Excerpts from a figure dataset
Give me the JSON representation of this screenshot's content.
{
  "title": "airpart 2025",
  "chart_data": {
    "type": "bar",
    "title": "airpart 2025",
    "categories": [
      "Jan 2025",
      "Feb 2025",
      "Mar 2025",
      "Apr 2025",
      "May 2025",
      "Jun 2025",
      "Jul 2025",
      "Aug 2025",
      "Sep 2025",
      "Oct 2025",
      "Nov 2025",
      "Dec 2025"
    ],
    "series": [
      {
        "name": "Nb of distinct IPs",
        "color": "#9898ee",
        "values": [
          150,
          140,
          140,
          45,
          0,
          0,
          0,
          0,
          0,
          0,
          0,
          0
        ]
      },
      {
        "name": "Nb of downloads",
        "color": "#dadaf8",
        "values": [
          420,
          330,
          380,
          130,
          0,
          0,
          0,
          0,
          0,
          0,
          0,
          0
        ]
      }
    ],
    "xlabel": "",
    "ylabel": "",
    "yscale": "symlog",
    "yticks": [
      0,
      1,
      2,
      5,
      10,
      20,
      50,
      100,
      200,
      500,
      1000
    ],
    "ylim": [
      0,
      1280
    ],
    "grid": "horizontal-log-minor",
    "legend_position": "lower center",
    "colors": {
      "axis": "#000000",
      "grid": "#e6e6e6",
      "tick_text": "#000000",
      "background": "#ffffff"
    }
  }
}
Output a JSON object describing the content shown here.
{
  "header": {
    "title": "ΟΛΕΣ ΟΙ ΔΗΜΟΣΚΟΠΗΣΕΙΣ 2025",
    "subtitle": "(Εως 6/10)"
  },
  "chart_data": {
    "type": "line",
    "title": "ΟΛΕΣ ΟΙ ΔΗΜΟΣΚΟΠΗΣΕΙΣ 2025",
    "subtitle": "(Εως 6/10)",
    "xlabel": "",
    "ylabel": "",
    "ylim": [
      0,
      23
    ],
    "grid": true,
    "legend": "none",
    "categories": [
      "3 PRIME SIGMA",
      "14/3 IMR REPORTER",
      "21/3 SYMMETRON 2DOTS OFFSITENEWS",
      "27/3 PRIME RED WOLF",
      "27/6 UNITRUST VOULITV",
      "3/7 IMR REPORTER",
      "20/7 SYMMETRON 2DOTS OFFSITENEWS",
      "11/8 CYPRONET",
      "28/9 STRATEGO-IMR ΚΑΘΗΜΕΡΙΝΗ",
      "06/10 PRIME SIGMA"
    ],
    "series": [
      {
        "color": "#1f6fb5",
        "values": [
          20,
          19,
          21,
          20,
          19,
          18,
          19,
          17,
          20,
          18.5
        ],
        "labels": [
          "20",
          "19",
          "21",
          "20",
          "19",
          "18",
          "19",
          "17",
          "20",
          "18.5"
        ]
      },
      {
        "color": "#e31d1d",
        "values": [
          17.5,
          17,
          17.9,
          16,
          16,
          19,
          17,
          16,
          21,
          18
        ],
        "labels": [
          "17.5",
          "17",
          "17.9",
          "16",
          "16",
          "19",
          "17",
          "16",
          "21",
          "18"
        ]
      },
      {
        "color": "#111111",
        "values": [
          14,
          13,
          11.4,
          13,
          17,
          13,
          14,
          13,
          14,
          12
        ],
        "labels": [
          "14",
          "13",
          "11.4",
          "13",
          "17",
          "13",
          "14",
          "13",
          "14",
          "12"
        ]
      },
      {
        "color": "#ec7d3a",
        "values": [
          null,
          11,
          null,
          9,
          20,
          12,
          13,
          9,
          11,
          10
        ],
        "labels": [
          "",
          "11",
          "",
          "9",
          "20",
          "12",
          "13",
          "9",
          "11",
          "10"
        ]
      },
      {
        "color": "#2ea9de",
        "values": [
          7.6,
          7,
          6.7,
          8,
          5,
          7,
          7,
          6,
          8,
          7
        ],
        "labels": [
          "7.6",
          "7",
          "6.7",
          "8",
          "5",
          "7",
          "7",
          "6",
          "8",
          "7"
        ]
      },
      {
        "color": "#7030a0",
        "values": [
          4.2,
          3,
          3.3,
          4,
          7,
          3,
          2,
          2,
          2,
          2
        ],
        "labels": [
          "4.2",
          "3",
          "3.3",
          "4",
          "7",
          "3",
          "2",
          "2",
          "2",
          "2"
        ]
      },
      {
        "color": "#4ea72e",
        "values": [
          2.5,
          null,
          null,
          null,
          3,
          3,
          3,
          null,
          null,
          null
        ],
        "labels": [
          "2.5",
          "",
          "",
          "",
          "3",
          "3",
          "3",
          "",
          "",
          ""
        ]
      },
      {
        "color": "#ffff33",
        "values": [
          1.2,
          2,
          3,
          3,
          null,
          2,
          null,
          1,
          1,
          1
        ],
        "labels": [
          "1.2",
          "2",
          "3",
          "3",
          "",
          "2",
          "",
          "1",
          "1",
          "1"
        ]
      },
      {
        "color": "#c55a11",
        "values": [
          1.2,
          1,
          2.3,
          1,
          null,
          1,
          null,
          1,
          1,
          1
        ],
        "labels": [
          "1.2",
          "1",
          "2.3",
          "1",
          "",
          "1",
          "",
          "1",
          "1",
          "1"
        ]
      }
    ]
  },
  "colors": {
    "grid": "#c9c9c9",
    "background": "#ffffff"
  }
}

▸ **Required task**
Retype each record exactly, leaving nothing out.

▸ **Final answer**
Give me the JSON representation of this screenshot's content.
{
  "title": "airpart 2025",
  "chart_data": {
    "type": "bar",
    "title": "airpart 2025",
    "categories": [
      "Jan 2025",
      "Feb 2025",
      "Mar 2025",
      "Apr 2025",
      "May 2025",
      "Jun 2025",
      "Jul 2025",
      "Aug 2025",
      "Sep 2025",
      "Oct 2025",
      "Nov 2025",
      "Dec 2025"
    ],
    "series": [
      {
        "name": "Nb of distinct IPs",
        "color": "#9898ee",
        "values": [
          150,
          140,
          140,
          45,
          0,
          0,
          0,
          0,
          0,
          0,
          0,
          0
        ]
      },
      {
        "name": "Nb of downloads",
        "color": "#dadaf8",
        "values": [
          420,
          330,
          380,
          130,
          0,
          0,
          0,
          0,
          0,
          0,
          0,
          0
        ]
      }
    ],
    "xlabel": "",
    "ylabel": "",
    "yscale": "symlog",
    "yticks": [
      0,
      1,
      2,
      5,
      10,
      20,
      50,
      100,
      200,
      500,
      1000
    ],
    "ylim": [
      0,
      1280
    ],
    "grid": "horizontal-log-minor",
    "legend_position": "lower center",
    "colors": {
      "axis": "#000000",
      "grid": "#e6e6e6",
      "tick_text": "#000000",
      "background": "#ffffff"
    }
  }
}
Output a JSON object describing the content shown here.
{
  "header": {
    "title": "ΟΛΕΣ ΟΙ ΔΗΜΟΣΚΟΠΗΣΕΙΣ 2025",
    "subtitle": "(Εως 6/10)"
  },
  "chart_data": {
    "type": "line",
    "title": "ΟΛΕΣ ΟΙ ΔΗΜΟΣΚΟΠΗΣΕΙΣ 2025",
    "subtitle": "(Εως 6/10)",
    "xlabel": "",
    "ylabel": "",
    "ylim": [
      0,
      23
    ],
    "grid": true,
    "legend": "none",
    "categories": [
      "3 PRIME SIGMA",
      "14/3 IMR REPORTER",
      "21/3 SYMMETRON 2DOTS OFFSITENEWS",
      "27/3 PRIME RED WOLF",
      "27/6 UNITRUST VOULITV",
      "3/7 IMR REPORTER",
      "20/7 SYMMETRON 2DOTS OFFSITENEWS",
      "11/8 CYPRONET",
      "28/9 STRATEGO-IMR ΚΑΘΗΜΕΡΙΝΗ",
      "06/10 PRIME SIGMA"
    ],
    "series": [
      {
        "color": "#1f6fb5",
        "values": [
          20,
          19,
          21,
          20,
          19,
          18,
          19,
          17,
          20,
          18.5
        ],
        "labels": [
          "20",
          "19",
          "21",
          "20",
          "19",
          "18",
          "19",
          "17",
          "20",
          "18.5"
        ]
      },
      {
        "color": "#e31d1d",
        "values": [
          17.5,
          17,
          17.9,
          16,
          16,
          19,
          17,
          16,
          21,
          18
        ],
        "labels": [
          "17.5",
          "17",
          "17.9",
          "16",
          "16",
          "19",
          "17",
          "16",
          "21",
          "18"
        ]
      },
      {
        "color": "#111111",
        "values": [
          14,
          13,
          11.4,
          13,
          17,
          13,
          14,
          13,
          14,
          12
        ],
        "labels": [
          "14",
          "13",
          "11.4",
          "13",
          "17",
          "13",
          "14",
          "13",
          "14",
          "12"
        ]
      },
      {
        "color": "#ec7d3a",
        "values": [
          null,
          11,
          null,
          9,
          20,
          12,
          13,
          9,
          11,
          10
        ],
        "labels": [
          "",
          "11",
          "",
          "9",
          "20",
          "12",
          "13",
          "9",
          "11",
          "10"
        ]
      },
      {
        "color": "#2ea9de",
        "values": [
          7.6,
          7,
          6.7,
          8,
          5,
          7,
          7,
          6,
          8,
          7
        ],
        "labels": [
          "7.6",
          "7",
          "6.7",
          "8",
          "5",
          "7",
          "7",
          "6",
          "8",
          "7"
        ]
      },
      {
        "color": "#7030a0",
        "values": [
          4.2,
          3,
          3.3,
          4,
          7,
          3,
          2,
          2,
          2,
          2
        ],
        "labels": [
          "4.2",
          "3",
          "3.3",
          "4",
          "7",
          "3",
          "2",
          "2",
          "2",
          "2"
        ]
      },
      {
        "color": "#4ea72e",
        "values": [
          2.5,
          null,
          null,
          null,
          3,
          3,
          3,
          null,
          null,
          null
        ],
        "labels": [
          "2.5",
          "",
          "",
          "",
          "3",
          "3",
          "3",
          "",
          "",
          ""
        ]
      },
      {
        "color": "#ffff33",
        "values": [
          1.2,
          2,
          3,
          3,
          null,
          2,
          null,
          1,
          1,
          1
        ],
        "labels": [
          "1.2",
          "2",
          "3",
          "3",
          "",
          "2",
          "",
          "1",
          "1",
          "1"
        ]
      },
      {
        "color": "#c55a11",
        "values": [
          1.2,
          1,
          2.3,
          1,
          null,
          1,
          null,
          1,
          1,
          1
        ],
        "labels": [
          "1.2",
          "1",
          "2.3",
          "1",
          "",
          "1",
          "",
          "1",
          "1",
          "1"
        ]
      }
    ]
  },
  "colors": {
    "grid": "#c9c9c9",
    "background": "#ffffff"
  }
}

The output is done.